*Required work*.
[A] In the passage on Social Security, revise the part starting at "These new dynamics, combined" and ending at "them throughout retirement.", changing "retirement advisors" to "retirement planners".
[B] Answer these questions from the passage on Social Security:
(i) According to the Social Security Administration, roughly how many Americans reach age 65 each day?
(ii) About what percentage of an individual's retirement income does Social Security account for?
(iii) What do seniors say is their greatest fear today?

*Excerpt provided*.

==*==

For years Americans have been operating under the notion that by the time they are ready to collect Social Security, their benefits will be insufficient at best to support their financial needs in retirement. While this may be true for some, for most seniors Social Security plays a critical role in their financial stability. Considering the fact that, by their own admission, the greatest fear among seniors today is having adequate income to maintain their lifestyle throughout retirement, the importance of Social Security cannot be dismissed. —
According to the Social Security Administration, roughly 10,000 Americans reach age 65 each day, a number expected to taper down to 8,000 by 2030 when the youngest of the baby boomer generation reaches retirement age. Unlike their parents and grandparents before them, baby boomers are stepping into a new era of post-retirement risk, created by a nationwide shift away from traditional, employer-sponsored benefit programs like pensions. This shift places the responsibility of saving for retirement entirely on the shoulders of individual workers.
These new dynamics, combined with the increased financial risks that retirees now face, make a strong argument for finding every way possible to maximize Social Security. Although it accounts for approximately 40 percent of an individual’s retirement income, few retirees understand exactly how Social Security works. While financial services providers have historically done little to help people squeeze the most out of their Social Security benefits, a new generation of retirement advisors is doing just that by educating seniors on how to make sure their benefits sustain them throughout retirement.

==*==

*Data entries*.
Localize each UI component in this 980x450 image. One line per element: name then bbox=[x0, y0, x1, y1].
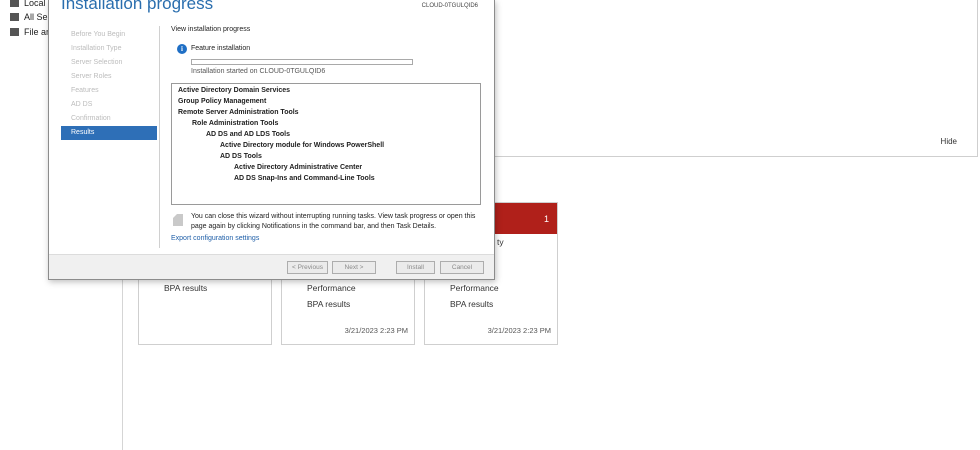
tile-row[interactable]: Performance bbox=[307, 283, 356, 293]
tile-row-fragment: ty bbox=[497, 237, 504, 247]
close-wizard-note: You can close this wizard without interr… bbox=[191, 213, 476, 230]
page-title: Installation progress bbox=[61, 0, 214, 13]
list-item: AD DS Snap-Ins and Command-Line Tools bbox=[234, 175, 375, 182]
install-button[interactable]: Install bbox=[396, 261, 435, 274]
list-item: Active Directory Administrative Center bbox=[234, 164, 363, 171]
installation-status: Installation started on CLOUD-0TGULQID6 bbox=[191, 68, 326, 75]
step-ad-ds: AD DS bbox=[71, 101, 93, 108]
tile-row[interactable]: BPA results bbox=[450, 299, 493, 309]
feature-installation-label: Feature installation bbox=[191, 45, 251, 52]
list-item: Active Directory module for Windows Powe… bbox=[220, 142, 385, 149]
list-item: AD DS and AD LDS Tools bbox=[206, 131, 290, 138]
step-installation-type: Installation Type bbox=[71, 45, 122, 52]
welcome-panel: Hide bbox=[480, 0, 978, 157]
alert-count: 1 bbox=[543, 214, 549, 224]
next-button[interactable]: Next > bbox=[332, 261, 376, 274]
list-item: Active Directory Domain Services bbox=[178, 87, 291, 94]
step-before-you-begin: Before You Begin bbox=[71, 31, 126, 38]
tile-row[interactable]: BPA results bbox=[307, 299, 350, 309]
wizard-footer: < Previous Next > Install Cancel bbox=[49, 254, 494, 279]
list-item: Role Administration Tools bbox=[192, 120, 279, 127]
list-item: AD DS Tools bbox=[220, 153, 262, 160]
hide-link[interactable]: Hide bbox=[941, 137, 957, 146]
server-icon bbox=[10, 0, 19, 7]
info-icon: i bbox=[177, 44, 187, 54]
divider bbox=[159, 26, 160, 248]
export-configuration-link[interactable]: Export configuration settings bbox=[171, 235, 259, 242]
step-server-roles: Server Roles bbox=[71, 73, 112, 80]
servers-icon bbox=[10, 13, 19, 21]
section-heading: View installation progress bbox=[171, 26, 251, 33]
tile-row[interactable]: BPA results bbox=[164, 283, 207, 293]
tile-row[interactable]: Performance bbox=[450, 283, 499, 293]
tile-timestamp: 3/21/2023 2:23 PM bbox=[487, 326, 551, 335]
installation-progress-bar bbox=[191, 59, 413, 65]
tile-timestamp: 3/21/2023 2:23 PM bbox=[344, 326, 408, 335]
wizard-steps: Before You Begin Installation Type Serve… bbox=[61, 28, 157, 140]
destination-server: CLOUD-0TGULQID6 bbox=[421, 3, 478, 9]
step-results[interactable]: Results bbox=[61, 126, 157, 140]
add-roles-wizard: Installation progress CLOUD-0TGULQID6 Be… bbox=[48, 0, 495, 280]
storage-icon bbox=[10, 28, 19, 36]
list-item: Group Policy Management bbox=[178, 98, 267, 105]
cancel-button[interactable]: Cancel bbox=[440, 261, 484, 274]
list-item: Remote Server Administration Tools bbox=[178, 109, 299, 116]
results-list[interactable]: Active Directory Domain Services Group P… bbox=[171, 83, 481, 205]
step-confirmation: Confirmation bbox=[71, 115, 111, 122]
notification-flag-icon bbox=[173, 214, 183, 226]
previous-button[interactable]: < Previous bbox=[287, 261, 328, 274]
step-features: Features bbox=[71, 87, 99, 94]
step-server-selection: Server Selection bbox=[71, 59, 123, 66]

==*==

*Solutions in order*.
[A]
These new dynamics, combined with the increased financial risks that retirees now face, make a strong argument for finding every way possible to maximize Social Security. Although it accounts for approximately 40 percent of an individual’s retirement income, few retirees understand exactly how Social Security works. While financial services providers have historically done little to help people squeeze the most out of their Social Security benefits, a new generation of retirement planners is doing just that by educating seniors on how to make sure their benefits sustain them throughout retirement.

[B]
(i) Roughly 10,000.
(ii) Approximately 40 percent.
(iii) Having adequate income to maintain their lifestyle throughout retirement.